■ **Exercise prompt**
Filter the records below down to lines containing "JSON".

■ **Available data**
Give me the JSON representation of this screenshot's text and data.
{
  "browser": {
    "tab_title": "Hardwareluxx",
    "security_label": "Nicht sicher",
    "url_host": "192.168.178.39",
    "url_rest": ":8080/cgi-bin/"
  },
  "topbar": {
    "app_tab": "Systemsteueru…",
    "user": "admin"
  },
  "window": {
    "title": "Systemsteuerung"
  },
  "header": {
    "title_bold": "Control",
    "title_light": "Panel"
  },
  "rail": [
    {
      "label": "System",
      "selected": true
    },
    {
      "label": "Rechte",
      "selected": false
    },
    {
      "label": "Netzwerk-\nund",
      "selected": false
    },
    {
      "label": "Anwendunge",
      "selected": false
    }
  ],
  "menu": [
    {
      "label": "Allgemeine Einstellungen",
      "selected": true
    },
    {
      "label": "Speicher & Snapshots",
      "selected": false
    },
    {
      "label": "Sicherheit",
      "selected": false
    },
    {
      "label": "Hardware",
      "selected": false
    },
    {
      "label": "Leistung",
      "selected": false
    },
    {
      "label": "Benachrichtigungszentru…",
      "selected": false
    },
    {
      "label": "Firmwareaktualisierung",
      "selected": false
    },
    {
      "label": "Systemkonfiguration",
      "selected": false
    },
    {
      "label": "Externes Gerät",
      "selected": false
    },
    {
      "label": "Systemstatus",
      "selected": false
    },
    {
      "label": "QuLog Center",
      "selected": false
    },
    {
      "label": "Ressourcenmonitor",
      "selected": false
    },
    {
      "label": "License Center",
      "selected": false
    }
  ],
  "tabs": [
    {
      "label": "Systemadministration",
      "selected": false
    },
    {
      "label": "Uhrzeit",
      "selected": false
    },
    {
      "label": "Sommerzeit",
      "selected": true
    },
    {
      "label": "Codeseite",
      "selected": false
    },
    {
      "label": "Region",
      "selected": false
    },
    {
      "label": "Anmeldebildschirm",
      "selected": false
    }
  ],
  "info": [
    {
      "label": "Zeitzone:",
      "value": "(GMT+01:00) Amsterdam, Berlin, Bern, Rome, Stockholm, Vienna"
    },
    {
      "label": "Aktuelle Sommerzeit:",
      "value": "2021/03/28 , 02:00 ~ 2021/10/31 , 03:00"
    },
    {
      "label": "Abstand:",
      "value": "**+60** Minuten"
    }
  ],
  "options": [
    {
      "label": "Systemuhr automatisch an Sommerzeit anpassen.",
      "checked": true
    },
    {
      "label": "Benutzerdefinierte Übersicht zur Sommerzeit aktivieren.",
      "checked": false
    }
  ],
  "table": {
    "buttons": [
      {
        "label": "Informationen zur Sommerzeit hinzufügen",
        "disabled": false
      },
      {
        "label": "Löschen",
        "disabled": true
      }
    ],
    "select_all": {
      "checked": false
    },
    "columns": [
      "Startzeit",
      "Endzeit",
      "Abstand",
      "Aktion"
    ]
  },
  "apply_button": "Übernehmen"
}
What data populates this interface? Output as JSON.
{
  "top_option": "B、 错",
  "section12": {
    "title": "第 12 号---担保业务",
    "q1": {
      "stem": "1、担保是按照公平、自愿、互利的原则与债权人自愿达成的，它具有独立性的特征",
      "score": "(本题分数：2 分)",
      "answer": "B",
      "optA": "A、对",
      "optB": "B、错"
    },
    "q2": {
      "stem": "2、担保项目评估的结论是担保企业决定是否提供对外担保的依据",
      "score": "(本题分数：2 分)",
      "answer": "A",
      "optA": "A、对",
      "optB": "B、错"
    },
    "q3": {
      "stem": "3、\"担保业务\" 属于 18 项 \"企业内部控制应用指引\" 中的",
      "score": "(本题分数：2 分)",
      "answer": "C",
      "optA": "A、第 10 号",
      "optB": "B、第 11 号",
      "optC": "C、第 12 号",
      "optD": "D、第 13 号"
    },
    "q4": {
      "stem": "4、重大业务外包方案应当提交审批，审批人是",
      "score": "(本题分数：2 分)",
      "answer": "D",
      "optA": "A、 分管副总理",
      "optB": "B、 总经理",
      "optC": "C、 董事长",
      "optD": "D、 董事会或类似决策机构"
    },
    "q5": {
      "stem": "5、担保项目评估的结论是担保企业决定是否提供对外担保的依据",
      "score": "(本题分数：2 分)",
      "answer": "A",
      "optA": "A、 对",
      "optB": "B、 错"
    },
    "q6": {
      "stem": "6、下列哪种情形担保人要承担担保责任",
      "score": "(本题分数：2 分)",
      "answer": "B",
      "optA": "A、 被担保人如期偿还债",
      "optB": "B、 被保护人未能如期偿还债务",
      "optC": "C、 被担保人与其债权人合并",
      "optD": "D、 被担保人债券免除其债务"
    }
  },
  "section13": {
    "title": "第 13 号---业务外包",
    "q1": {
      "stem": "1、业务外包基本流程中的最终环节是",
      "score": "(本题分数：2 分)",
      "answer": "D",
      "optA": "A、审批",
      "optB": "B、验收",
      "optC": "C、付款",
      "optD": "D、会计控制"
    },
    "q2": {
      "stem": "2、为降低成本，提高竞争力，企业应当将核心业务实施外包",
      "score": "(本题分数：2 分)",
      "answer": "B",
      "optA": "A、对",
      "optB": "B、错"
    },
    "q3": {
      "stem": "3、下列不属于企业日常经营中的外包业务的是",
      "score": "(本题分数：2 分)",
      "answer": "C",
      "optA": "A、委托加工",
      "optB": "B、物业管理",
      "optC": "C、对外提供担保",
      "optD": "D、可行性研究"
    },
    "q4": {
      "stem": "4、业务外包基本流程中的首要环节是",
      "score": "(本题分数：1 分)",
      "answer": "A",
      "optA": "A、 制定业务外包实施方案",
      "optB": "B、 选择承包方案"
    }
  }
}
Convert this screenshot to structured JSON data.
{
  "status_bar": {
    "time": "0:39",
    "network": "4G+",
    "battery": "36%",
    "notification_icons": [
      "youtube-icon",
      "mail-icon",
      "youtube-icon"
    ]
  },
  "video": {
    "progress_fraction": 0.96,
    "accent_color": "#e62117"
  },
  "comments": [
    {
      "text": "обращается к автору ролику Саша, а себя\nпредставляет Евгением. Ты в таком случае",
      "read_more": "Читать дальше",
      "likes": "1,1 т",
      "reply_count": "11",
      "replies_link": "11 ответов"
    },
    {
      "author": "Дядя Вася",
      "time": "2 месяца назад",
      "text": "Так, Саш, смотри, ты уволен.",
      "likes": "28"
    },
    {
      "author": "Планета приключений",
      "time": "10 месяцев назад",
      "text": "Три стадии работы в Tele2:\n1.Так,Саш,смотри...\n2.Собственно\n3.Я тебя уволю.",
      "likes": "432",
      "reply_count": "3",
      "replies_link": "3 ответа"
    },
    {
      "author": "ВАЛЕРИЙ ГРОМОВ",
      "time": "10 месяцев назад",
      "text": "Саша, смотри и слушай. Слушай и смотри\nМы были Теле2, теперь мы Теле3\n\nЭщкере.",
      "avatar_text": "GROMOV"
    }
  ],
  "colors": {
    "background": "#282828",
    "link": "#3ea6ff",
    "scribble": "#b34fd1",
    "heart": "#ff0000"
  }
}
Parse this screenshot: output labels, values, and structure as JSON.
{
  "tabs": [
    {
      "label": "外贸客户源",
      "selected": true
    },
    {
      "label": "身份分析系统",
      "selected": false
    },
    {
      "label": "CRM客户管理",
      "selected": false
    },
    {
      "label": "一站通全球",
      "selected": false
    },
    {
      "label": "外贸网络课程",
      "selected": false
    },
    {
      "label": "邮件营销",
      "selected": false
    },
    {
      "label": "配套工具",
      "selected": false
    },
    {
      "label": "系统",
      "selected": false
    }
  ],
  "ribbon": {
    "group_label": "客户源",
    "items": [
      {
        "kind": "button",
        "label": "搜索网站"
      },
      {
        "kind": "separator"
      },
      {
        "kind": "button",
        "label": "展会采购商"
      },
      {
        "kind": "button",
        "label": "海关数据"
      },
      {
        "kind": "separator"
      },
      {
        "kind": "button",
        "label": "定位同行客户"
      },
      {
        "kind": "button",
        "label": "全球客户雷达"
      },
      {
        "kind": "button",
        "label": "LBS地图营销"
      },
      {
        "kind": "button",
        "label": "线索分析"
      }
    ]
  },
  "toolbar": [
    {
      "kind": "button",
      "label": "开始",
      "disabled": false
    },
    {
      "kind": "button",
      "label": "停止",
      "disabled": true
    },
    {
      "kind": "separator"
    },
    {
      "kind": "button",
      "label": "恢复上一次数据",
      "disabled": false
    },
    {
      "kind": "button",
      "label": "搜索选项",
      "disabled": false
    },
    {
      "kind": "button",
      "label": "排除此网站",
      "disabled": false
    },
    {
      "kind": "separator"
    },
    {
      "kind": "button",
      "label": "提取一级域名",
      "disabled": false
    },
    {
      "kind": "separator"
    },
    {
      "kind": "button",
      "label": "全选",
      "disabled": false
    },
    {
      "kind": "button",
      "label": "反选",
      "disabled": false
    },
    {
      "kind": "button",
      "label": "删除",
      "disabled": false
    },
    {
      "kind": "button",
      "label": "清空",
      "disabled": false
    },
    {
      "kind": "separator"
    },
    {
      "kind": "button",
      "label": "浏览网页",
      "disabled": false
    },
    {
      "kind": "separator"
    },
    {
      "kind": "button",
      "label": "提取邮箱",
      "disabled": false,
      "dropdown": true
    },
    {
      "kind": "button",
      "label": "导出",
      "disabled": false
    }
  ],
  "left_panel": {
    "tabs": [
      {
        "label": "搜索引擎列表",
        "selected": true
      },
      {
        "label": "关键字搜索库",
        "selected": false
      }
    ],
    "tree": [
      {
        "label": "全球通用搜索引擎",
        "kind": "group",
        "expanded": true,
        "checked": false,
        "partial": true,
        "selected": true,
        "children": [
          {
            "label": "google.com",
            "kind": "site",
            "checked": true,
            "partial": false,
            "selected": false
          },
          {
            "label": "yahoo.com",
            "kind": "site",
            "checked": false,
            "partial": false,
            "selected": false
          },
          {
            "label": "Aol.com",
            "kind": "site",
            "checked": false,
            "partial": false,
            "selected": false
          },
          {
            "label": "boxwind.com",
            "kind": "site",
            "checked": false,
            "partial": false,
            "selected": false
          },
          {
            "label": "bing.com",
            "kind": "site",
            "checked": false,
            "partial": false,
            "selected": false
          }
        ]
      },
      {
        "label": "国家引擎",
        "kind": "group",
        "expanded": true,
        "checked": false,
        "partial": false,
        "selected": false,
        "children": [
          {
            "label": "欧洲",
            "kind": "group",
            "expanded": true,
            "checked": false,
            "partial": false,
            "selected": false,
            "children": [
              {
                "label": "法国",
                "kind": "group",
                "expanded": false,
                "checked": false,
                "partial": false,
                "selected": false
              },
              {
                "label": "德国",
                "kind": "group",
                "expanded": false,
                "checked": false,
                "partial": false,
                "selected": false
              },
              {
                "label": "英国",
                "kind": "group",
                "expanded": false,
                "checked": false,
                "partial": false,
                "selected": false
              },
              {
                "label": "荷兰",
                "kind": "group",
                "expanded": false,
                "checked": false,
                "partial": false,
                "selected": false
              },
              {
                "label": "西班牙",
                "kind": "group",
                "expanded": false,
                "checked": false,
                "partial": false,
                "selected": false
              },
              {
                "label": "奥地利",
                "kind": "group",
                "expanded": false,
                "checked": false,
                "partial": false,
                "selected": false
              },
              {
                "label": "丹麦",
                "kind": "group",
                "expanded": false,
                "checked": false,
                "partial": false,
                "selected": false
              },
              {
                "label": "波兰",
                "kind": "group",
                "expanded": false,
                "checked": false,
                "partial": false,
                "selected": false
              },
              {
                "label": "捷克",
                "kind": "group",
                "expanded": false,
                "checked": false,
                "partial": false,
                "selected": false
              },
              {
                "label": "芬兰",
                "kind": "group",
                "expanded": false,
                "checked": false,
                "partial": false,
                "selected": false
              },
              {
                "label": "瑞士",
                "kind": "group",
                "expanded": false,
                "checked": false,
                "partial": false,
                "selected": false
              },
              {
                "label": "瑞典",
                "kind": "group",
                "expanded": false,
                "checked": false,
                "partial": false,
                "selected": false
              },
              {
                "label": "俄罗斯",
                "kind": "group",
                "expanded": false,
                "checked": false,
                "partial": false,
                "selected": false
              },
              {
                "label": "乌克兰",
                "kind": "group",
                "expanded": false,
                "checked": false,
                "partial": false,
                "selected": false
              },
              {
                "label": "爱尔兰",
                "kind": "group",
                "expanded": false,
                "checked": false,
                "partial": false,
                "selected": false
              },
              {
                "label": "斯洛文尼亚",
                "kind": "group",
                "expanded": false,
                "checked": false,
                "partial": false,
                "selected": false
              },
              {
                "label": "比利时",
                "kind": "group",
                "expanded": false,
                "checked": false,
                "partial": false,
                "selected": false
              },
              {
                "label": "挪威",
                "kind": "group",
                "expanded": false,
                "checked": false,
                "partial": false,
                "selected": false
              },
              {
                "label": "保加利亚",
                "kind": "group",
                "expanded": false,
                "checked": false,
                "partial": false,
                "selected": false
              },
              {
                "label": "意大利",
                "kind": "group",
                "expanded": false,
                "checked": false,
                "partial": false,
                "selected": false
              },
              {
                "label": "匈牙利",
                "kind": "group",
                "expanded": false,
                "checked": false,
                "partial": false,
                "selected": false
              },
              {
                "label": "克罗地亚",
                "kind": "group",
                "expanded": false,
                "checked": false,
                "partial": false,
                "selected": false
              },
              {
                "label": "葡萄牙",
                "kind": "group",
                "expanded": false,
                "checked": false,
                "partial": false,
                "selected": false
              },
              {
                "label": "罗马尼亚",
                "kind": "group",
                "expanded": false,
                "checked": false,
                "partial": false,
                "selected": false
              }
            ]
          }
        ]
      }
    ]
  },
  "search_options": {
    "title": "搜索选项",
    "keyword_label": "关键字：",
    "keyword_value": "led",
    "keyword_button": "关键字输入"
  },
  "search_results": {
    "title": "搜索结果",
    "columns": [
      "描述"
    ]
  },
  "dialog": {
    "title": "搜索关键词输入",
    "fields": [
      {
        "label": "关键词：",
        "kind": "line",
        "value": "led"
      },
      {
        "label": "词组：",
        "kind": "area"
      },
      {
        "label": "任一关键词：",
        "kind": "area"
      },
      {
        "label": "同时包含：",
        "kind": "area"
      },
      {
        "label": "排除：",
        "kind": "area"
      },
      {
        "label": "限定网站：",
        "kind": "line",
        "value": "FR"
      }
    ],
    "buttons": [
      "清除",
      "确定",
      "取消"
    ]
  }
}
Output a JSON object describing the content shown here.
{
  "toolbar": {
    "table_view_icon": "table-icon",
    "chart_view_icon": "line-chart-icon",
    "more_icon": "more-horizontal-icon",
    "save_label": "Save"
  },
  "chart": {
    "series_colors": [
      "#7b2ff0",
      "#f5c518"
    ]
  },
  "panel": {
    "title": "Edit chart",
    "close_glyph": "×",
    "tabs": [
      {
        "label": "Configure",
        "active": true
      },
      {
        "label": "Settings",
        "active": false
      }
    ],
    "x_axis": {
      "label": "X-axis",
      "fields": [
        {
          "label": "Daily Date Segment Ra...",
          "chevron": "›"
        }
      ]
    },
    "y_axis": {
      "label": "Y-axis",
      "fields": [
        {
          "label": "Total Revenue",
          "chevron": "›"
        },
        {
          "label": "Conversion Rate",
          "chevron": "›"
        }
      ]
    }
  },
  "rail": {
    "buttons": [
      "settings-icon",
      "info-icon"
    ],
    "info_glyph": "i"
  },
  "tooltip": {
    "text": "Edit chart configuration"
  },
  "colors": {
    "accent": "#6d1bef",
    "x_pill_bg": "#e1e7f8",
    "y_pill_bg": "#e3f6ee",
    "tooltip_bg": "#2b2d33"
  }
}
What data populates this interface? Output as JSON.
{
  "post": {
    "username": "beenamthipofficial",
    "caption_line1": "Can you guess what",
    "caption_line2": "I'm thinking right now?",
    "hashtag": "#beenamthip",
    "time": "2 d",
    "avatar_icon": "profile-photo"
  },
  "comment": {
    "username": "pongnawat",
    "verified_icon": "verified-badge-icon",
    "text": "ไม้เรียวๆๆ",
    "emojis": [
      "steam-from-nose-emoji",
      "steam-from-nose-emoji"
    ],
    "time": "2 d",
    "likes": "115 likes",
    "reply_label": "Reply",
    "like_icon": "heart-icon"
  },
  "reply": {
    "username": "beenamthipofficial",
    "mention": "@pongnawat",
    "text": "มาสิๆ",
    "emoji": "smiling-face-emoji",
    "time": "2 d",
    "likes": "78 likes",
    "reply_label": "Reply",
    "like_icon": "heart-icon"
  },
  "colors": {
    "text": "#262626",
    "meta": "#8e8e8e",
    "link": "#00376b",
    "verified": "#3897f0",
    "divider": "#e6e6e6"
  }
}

■ **Full solution**
Give me the JSON representation of this screenshot's text and data.
What data populates this interface? Output as JSON.
Convert this screenshot to structured JSON data.
Parse this screenshot: output labels, values, and structure as JSON.
Output a JSON object describing the content shown here.
What data populates this interface? Output as JSON.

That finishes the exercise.